** Start of Supplied records **

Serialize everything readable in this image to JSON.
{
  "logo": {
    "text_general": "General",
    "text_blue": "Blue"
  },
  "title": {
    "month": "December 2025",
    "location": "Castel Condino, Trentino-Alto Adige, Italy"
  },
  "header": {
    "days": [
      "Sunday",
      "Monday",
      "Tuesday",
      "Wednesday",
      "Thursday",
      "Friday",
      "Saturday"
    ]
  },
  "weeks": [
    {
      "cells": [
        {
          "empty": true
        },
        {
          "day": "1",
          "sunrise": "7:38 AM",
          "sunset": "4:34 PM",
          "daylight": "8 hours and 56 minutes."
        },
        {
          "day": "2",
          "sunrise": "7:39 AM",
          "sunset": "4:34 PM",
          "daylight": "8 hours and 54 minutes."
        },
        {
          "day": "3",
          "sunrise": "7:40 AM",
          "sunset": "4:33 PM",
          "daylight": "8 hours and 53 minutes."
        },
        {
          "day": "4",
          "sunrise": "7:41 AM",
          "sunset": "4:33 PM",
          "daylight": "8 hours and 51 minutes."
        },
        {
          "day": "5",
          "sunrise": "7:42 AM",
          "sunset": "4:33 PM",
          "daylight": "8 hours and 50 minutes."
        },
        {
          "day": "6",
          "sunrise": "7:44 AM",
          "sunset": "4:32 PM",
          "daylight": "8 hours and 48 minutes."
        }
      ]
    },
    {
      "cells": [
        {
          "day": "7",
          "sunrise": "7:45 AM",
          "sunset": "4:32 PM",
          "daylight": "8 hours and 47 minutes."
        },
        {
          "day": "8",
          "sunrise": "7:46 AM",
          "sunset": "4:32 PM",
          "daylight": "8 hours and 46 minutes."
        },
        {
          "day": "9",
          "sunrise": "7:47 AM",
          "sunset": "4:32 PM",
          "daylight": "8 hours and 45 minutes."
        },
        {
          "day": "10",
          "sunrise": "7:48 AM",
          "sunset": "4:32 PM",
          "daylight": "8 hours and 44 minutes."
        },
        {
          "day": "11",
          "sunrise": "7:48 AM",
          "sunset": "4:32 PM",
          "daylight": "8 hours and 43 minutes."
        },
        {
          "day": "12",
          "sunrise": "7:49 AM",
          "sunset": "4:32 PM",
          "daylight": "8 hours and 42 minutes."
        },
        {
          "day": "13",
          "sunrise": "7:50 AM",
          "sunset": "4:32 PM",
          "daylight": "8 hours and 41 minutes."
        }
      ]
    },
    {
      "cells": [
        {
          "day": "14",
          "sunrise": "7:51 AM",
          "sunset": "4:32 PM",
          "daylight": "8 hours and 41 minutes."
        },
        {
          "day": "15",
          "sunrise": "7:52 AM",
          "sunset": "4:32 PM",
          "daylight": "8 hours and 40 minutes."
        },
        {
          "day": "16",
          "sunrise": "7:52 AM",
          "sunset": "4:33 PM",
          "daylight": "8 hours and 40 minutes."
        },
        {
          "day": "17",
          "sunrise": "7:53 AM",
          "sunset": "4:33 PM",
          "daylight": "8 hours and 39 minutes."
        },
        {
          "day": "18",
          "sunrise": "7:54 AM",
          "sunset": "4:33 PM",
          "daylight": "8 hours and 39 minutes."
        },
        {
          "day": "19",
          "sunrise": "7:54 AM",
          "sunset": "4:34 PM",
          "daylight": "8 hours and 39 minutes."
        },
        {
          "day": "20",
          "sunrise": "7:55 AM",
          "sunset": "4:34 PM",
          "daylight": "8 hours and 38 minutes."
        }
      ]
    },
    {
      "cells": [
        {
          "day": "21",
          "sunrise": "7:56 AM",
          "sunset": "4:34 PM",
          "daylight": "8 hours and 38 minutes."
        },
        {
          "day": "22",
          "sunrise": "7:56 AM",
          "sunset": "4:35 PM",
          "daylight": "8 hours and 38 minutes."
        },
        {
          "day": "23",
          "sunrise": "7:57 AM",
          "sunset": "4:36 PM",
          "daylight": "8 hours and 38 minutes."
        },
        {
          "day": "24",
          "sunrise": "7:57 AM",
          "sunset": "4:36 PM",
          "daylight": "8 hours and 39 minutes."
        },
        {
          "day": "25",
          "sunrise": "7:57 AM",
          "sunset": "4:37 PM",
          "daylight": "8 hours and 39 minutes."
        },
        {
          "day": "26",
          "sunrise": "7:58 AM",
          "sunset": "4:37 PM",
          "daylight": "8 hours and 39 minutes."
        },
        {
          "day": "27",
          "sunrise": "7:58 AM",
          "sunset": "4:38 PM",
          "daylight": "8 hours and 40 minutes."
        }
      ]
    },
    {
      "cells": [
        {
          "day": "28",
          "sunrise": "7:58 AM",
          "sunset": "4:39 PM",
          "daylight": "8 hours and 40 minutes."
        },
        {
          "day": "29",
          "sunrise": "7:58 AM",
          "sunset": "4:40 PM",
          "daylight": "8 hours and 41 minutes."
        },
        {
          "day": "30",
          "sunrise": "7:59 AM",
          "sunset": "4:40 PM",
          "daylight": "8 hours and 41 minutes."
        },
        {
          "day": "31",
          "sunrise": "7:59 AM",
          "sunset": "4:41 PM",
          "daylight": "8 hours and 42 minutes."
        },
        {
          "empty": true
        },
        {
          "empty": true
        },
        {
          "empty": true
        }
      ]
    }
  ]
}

** End of Supplied records **

* **Your task**
Extract each line of the material exactly as it stands.

* **Correct output**
Serialize everything readable in this image to JSON.
{
  "logo": {
    "text_general": "General",
    "text_blue": "Blue"
  },
  "title": {
    "month": "December 2025",
    "location": "Castel Condino, Trentino-Alto Adige, Italy"
  },
  "header": {
    "days": [
      "Sunday",
      "Monday",
      "Tuesday",
      "Wednesday",
      "Thursday",
      "Friday",
      "Saturday"
    ]
  },
  "weeks": [
    {
      "cells": [
        {
          "empty": true
        },
        {
          "day": "1",
          "sunrise": "7:38 AM",
          "sunset": "4:34 PM",
          "daylight": "8 hours and 56 minutes."
        },
        {
          "day": "2",
          "sunrise": "7:39 AM",
          "sunset": "4:34 PM",
          "daylight": "8 hours and 54 minutes."
        },
        {
          "day": "3",
          "sunrise": "7:40 AM",
          "sunset": "4:33 PM",
          "daylight": "8 hours and 53 minutes."
        },
        {
          "day": "4",
          "sunrise": "7:41 AM",
          "sunset": "4:33 PM",
          "daylight": "8 hours and 51 minutes."
        },
        {
          "day": "5",
          "sunrise": "7:42 AM",
          "sunset": "4:33 PM",
          "daylight": "8 hours and 50 minutes."
        },
        {
          "day": "6",
          "sunrise": "7:44 AM",
          "sunset": "4:32 PM",
          "daylight": "8 hours and 48 minutes."
        }
      ]
    },
    {
      "cells": [
        {
          "day": "7",
          "sunrise": "7:45 AM",
          "sunset": "4:32 PM",
          "daylight": "8 hours and 47 minutes."
        },
        {
          "day": "8",
          "sunrise": "7:46 AM",
          "sunset": "4:32 PM",
          "daylight": "8 hours and 46 minutes."
        },
        {
          "day": "9",
          "sunrise": "7:47 AM",
          "sunset": "4:32 PM",
          "daylight": "8 hours and 45 minutes."
        },
        {
          "day": "10",
          "sunrise": "7:48 AM",
          "sunset": "4:32 PM",
          "daylight": "8 hours and 44 minutes."
        },
        {
          "day": "11",
          "sunrise": "7:48 AM",
          "sunset": "4:32 PM",
          "daylight": "8 hours and 43 minutes."
        },
        {
          "day": "12",
          "sunrise": "7:49 AM",
          "sunset": "4:32 PM",
          "daylight": "8 hours and 42 minutes."
        },
        {
          "day": "13",
          "sunrise": "7:50 AM",
          "sunset": "4:32 PM",
          "daylight": "8 hours and 41 minutes."
        }
      ]
    },
    {
      "cells": [
        {
          "day": "14",
          "sunrise": "7:51 AM",
          "sunset": "4:32 PM",
          "daylight": "8 hours and 41 minutes."
        },
        {
          "day": "15",
          "sunrise": "7:52 AM",
          "sunset": "4:32 PM",
          "daylight": "8 hours and 40 minutes."
        },
        {
          "day": "16",
          "sunrise": "7:52 AM",
          "sunset": "4:33 PM",
          "daylight": "8 hours and 40 minutes."
        },
        {
          "day": "17",
          "sunrise": "7:53 AM",
          "sunset": "4:33 PM",
          "daylight": "8 hours and 39 minutes."
        },
        {
          "day": "18",
          "sunrise": "7:54 AM",
          "sunset": "4:33 PM",
          "daylight": "8 hours and 39 minutes."
        },
        {
          "day": "19",
          "sunrise": "7:54 AM",
          "sunset": "4:34 PM",
          "daylight": "8 hours and 39 minutes."
        },
        {
          "day": "20",
          "sunrise": "7:55 AM",
          "sunset": "4:34 PM",
          "daylight": "8 hours and 38 minutes."
        }
      ]
    },
    {
      "cells": [
        {
          "day": "21",
          "sunrise": "7:56 AM",
          "sunset": "4:34 PM",
          "daylight": "8 hours and 38 minutes."
        },
        {
          "day": "22",
          "sunrise": "7:56 AM",
          "sunset": "4:35 PM",
          "daylight": "8 hours and 38 minutes."
        },
        {
          "day": "23",
          "sunrise": "7:57 AM",
          "sunset": "4:36 PM",
          "daylight": "8 hours and 38 minutes."
        },
        {
          "day": "24",
          "sunrise": "7:57 AM",
          "sunset": "4:36 PM",
          "daylight": "8 hours and 39 minutes."
        },
        {
          "day": "25",
          "sunrise": "7:57 AM",
          "sunset": "4:37 PM",
          "daylight": "8 hours and 39 minutes."
        },
        {
          "day": "26",
          "sunrise": "7:58 AM",
          "sunset": "4:37 PM",
          "daylight": "8 hours and 39 minutes."
        },
        {
          "day": "27",
          "sunrise": "7:58 AM",
          "sunset": "4:38 PM",
          "daylight": "8 hours and 40 minutes."
        }
      ]
    },
    {
      "cells": [
        {
          "day": "28",
          "sunrise": "7:58 AM",
          "sunset": "4:39 PM",
          "daylight": "8 hours and 40 minutes."
        },
        {
          "day": "29",
          "sunrise": "7:58 AM",
          "sunset": "4:40 PM",
          "daylight": "8 hours and 41 minutes."
        },
        {
          "day": "30",
          "sunrise": "7:59 AM",
          "sunset": "4:40 PM",
          "daylight": "8 hours and 41 minutes."
        },
        {
          "day": "31",
          "sunrise": "7:59 AM",
          "sunset": "4:41 PM",
          "daylight": "8 hours and 42 minutes."
        },
        {
          "empty": true
        },
        {
          "empty": true
        },
        {
          "empty": true
        }
      ]
    }
  ]
}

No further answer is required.